WHAT THE TASK ASKS.
Which lines below hold the word "Dustin"? Copy all of them.

-- Start of DATA EXTRACT --

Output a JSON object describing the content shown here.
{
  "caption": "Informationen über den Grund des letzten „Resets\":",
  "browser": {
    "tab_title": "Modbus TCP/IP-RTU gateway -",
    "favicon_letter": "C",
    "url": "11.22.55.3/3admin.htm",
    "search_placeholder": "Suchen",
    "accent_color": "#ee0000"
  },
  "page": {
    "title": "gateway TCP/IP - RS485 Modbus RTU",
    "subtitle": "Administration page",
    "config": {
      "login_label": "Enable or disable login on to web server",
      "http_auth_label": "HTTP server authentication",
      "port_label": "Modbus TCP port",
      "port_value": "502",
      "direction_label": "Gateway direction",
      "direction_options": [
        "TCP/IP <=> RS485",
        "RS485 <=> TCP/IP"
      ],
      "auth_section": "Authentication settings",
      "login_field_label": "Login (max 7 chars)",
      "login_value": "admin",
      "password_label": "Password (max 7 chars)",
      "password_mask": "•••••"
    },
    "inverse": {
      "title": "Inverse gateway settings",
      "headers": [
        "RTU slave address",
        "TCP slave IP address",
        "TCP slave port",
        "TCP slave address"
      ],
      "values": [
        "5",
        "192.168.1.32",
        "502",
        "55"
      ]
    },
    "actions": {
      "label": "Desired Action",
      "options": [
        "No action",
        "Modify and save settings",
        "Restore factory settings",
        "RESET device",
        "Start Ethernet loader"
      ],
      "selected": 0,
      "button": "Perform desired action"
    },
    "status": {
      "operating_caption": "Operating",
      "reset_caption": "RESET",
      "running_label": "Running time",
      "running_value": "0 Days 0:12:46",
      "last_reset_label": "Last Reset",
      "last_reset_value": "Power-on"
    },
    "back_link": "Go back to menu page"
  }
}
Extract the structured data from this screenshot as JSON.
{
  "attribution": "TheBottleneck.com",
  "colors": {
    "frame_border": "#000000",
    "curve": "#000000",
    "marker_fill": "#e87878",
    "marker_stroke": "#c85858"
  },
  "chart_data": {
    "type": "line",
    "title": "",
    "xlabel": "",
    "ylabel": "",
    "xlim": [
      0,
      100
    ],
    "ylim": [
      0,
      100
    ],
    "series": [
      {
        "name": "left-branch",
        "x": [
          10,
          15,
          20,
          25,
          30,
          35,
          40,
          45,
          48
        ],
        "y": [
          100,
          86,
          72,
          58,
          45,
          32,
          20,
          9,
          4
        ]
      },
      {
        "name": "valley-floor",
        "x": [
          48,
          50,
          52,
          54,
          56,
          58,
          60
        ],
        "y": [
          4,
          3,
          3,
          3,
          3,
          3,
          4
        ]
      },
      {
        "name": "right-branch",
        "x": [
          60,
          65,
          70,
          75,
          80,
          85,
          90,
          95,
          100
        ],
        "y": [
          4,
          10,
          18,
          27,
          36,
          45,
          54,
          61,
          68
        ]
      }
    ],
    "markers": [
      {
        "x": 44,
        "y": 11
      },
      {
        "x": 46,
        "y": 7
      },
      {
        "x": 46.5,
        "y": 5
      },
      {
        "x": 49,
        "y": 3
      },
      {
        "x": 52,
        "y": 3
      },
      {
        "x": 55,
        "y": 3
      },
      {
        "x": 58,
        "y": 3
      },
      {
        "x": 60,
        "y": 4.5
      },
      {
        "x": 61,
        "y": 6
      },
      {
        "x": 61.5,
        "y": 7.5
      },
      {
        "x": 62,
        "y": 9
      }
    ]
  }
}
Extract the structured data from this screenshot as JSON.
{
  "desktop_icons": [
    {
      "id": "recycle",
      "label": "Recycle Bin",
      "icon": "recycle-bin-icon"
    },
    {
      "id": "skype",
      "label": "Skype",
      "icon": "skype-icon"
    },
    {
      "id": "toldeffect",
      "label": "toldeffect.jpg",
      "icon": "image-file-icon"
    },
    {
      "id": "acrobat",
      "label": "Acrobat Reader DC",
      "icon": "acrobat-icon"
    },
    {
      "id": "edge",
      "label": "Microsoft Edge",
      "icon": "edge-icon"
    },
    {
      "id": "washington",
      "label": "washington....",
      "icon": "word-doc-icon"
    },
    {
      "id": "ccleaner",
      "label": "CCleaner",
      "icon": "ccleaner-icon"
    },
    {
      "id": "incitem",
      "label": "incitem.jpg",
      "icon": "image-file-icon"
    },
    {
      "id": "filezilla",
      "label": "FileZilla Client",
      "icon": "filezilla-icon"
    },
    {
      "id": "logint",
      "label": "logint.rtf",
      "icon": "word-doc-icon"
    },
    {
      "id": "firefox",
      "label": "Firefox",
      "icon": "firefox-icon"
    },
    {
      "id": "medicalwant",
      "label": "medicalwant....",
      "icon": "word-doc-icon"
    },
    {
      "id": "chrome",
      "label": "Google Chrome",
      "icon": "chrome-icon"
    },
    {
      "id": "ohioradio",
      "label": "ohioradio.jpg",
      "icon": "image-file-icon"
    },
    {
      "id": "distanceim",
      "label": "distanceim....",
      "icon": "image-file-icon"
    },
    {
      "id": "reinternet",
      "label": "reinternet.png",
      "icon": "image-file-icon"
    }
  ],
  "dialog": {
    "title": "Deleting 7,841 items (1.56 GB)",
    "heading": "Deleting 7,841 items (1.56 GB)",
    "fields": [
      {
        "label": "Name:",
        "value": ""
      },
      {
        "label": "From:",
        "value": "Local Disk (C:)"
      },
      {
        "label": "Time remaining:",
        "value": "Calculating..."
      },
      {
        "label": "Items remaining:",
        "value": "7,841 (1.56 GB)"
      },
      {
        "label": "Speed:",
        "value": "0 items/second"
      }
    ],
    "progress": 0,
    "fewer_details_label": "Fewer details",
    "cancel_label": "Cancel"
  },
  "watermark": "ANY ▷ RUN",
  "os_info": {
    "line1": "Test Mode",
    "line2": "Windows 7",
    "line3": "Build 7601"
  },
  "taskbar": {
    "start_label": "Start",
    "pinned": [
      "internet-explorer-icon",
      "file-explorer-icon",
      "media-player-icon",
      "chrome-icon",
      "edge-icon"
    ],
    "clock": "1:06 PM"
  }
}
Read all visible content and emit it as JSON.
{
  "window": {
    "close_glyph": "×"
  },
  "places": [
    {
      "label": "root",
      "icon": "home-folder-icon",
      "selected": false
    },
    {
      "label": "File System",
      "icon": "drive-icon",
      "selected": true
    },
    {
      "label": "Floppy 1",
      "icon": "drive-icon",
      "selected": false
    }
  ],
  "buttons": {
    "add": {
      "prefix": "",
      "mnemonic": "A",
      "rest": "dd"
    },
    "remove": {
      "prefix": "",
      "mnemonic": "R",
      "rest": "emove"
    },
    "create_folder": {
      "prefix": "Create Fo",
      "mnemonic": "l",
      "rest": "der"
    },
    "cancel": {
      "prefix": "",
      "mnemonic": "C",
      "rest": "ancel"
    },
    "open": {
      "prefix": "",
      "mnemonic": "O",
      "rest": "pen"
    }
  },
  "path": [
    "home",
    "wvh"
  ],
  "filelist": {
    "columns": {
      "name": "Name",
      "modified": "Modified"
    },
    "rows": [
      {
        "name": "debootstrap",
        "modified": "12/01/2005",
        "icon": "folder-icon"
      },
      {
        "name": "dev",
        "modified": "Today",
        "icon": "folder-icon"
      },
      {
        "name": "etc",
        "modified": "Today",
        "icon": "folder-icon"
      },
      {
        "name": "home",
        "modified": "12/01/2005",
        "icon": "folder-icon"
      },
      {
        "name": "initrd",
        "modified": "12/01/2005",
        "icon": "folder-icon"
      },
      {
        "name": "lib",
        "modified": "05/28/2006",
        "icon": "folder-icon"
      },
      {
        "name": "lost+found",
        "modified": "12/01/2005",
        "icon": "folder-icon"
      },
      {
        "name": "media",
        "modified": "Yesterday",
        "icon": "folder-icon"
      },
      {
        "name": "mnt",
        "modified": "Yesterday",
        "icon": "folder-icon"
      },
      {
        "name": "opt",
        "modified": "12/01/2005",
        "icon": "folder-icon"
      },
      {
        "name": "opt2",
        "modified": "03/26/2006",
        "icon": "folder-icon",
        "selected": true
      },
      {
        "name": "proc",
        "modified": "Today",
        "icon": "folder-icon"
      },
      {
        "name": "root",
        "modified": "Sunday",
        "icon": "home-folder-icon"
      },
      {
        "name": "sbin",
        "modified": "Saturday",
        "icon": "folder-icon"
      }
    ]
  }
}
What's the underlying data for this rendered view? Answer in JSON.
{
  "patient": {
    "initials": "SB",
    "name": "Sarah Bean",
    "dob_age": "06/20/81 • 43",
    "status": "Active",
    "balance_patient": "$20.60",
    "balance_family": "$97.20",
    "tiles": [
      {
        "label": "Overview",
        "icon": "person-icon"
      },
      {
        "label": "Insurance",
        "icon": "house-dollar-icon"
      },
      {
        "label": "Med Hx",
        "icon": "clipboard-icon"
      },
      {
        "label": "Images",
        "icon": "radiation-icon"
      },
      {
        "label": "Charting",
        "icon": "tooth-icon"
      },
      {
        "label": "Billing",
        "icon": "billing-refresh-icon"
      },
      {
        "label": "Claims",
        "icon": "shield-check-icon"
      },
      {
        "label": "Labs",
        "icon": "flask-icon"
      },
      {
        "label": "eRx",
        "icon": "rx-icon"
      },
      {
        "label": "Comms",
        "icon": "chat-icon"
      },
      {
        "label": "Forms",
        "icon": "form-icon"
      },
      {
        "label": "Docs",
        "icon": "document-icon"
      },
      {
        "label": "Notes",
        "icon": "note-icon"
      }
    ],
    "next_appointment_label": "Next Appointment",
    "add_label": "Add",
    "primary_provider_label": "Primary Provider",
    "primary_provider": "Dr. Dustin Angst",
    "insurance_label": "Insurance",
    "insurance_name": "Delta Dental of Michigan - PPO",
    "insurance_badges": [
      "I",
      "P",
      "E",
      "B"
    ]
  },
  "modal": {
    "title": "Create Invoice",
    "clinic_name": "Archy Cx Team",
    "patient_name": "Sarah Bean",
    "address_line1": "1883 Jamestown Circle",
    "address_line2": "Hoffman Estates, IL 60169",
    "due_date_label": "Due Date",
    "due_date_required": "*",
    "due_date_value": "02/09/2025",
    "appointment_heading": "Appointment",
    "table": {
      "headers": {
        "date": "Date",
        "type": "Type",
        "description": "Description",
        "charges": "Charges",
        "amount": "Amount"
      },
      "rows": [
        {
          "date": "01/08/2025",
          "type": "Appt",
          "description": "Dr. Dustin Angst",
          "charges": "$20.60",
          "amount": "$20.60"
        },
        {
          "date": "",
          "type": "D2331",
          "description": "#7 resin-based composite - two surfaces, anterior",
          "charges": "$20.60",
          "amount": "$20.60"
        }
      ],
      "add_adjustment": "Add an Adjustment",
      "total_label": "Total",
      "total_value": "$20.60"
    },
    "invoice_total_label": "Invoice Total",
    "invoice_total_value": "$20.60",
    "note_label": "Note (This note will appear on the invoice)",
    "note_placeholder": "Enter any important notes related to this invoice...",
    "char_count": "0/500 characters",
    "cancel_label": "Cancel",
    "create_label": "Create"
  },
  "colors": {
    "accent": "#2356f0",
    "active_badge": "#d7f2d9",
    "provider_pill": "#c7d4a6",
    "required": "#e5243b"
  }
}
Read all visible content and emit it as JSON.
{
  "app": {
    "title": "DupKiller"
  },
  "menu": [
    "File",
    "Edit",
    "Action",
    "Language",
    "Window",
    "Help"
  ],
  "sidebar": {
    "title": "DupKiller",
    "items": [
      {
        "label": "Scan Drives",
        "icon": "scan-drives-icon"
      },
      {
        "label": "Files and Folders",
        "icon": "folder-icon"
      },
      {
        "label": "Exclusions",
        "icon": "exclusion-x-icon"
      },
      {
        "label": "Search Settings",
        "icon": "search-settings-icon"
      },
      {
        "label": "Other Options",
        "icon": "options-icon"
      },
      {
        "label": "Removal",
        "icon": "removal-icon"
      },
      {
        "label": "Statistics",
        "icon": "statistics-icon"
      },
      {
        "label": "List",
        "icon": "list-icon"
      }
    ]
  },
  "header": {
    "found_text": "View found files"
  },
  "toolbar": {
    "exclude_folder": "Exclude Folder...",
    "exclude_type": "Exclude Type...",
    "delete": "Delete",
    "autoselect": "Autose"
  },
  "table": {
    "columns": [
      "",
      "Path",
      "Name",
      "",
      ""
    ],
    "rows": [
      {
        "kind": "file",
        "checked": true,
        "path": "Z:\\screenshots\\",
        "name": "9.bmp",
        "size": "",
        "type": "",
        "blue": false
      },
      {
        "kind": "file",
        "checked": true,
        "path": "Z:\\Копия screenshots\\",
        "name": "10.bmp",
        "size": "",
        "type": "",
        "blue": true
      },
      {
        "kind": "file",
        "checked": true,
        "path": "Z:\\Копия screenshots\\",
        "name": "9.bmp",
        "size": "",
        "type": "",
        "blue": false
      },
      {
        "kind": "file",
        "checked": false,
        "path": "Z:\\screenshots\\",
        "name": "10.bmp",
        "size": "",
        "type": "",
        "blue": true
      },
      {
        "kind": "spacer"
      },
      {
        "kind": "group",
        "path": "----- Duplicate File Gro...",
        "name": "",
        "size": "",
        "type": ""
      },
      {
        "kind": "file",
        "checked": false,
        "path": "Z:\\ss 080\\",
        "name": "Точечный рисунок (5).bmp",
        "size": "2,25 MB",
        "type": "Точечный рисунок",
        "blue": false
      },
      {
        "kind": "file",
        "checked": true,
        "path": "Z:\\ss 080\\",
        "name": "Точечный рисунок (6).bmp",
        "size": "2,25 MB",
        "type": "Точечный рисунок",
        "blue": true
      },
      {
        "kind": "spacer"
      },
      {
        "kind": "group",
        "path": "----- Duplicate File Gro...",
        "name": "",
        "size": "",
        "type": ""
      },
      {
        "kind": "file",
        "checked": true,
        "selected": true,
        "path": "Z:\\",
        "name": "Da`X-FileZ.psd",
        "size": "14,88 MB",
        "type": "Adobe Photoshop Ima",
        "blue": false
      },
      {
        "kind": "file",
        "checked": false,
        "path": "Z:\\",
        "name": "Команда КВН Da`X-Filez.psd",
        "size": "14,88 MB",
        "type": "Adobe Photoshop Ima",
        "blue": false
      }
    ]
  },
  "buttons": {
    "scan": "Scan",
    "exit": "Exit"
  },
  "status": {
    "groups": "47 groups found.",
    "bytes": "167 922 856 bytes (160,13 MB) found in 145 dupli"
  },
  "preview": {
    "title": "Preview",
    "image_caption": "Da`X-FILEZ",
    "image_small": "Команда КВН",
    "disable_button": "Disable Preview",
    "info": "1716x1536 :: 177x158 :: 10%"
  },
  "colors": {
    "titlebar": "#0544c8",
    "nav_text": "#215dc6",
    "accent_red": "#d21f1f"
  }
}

-- End of DATA EXTRACT --

COMPLETE OUTPUT.
    "primary_provider": "Dr. Dustin Angst",
          "description": "Dr. Dustin Angst",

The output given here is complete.